(Collection entries)
○ ○ ○ ○
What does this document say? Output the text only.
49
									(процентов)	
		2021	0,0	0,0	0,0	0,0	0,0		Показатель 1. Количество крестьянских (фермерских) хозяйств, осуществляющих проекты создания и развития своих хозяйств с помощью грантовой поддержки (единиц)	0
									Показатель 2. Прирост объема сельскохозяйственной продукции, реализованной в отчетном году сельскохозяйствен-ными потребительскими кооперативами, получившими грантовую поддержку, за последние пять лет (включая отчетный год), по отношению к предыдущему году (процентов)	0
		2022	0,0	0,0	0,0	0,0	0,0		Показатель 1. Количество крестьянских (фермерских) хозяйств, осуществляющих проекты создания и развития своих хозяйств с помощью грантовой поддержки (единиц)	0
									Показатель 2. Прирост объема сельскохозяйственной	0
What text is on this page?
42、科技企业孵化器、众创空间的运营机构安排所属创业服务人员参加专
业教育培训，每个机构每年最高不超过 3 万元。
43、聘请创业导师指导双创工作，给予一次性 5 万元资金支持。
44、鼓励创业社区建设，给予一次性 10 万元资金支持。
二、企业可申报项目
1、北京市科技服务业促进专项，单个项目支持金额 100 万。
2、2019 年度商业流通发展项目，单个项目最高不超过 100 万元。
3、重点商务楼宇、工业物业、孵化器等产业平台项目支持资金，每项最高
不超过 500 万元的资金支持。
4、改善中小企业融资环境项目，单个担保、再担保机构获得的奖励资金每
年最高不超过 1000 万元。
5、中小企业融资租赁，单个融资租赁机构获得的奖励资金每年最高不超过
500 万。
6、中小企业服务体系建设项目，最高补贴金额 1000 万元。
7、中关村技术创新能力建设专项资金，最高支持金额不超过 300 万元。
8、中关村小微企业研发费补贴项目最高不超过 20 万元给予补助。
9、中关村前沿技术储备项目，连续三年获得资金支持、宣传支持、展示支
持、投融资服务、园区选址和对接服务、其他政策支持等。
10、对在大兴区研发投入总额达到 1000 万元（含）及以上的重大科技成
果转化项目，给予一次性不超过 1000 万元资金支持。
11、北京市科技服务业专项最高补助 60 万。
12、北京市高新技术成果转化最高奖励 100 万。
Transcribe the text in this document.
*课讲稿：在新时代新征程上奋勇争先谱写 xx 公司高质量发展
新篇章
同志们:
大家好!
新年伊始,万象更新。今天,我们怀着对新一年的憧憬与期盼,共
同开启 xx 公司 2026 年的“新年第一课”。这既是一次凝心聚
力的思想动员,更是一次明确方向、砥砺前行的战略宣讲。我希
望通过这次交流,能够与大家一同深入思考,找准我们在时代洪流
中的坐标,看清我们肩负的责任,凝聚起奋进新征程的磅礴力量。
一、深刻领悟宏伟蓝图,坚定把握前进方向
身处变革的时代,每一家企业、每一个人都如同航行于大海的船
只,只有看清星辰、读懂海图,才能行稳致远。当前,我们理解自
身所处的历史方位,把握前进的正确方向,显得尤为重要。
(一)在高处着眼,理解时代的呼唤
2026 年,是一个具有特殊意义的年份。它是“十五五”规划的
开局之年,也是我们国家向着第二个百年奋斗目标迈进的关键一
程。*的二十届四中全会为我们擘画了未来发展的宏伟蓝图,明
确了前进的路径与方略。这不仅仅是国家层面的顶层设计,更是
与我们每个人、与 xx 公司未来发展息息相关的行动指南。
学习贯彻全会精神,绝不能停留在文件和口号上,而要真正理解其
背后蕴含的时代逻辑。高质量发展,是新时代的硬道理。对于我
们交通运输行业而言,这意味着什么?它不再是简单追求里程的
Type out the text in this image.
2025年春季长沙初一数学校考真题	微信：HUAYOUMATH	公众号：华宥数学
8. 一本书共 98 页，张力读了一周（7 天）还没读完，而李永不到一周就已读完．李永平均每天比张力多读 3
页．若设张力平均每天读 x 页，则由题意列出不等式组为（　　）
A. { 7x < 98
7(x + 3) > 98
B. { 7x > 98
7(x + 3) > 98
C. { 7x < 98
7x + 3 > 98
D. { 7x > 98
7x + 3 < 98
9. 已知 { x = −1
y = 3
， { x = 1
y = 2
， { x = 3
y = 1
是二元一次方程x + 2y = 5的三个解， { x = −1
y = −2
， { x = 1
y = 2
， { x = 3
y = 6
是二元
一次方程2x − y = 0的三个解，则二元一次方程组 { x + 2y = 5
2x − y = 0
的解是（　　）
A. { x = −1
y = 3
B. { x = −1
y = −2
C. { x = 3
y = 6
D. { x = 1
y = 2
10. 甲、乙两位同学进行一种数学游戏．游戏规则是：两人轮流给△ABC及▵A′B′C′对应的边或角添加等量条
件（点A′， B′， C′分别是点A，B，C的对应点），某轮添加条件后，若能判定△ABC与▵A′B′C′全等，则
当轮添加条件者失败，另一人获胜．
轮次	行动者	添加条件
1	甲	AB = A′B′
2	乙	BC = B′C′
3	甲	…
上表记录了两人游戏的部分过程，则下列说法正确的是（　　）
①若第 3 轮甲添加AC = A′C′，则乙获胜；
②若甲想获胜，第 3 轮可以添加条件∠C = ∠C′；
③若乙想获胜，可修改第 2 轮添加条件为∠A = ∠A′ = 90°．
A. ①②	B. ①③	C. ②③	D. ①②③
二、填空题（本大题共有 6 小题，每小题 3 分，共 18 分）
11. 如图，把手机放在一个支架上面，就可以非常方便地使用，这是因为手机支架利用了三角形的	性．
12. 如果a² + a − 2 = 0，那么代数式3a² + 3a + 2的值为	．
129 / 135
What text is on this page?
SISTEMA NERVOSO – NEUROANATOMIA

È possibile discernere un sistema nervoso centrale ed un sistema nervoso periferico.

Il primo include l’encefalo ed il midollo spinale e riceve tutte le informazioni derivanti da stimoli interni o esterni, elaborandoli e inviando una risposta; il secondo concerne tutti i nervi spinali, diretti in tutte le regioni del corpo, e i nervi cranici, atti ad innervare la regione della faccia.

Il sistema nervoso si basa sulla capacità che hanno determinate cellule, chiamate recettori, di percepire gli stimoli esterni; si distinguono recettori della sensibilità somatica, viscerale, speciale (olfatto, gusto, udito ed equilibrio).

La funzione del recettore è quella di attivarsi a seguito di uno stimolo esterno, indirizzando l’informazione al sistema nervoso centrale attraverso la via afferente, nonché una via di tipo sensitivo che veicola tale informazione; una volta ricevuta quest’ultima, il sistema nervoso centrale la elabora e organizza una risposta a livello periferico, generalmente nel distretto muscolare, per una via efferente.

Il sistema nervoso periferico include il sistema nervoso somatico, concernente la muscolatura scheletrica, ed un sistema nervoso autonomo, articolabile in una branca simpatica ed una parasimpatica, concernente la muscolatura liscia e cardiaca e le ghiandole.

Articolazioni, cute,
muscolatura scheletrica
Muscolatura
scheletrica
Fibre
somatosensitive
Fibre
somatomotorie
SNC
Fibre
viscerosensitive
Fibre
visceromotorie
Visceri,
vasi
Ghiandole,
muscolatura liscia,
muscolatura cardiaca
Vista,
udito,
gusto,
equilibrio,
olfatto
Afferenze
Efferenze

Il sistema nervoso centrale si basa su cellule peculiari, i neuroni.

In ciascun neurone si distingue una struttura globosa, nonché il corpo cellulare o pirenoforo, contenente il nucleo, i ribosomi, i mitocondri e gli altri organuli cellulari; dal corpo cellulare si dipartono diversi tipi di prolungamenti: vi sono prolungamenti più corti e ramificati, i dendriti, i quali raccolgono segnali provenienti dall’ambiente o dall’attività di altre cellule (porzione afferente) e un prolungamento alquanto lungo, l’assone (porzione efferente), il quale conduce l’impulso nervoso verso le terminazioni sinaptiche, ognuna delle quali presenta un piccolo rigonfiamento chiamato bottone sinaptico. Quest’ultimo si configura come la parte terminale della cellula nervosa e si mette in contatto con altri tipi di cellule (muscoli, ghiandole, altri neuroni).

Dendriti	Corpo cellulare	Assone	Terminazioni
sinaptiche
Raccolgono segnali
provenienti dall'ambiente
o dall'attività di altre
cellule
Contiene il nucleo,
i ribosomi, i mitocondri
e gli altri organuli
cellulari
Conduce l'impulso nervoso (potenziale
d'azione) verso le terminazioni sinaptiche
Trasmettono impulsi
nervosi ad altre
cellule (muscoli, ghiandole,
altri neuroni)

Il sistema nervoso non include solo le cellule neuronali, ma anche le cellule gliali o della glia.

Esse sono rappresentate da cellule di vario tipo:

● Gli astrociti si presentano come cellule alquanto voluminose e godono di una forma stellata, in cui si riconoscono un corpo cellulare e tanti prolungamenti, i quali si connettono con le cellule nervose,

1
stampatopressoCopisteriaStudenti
○ ○ ○ ○
▸ EXERCISE TASK: Take every line from the records above that has the word "provenienti" and copy it.

▸ COMPLETED EXERCISE:
In ciascun neurone si distingue una struttura globosa, nonché il corpo cellulare o pirenoforo, contenente il nucleo, i ribosomi, i mitocondri e gli altri organuli cellulari; dal corpo cellulare si dipartono diversi tipi di prolungamenti: vi sono prolungamenti più corti e ramificati, i dendriti, i quali raccolgono segnali provenienti dall’ambiente o dall’attività di altre cellule (porzione afferente) e un prolungamento alquanto lungo, l’assone (porzione efferente), il quale conduce l’impulso nervoso verso le terminazioni sinaptiche, ognuna delle quali presenta un piccolo rigonfiamento chiamato bottone sinaptico. Quest’ultimo si configura come la parte terminale della cellula nervosa e si mette in contatto con altri tipi di cellule (muscoli, ghiandole, altri neuroni).
provenienti dall'ambiente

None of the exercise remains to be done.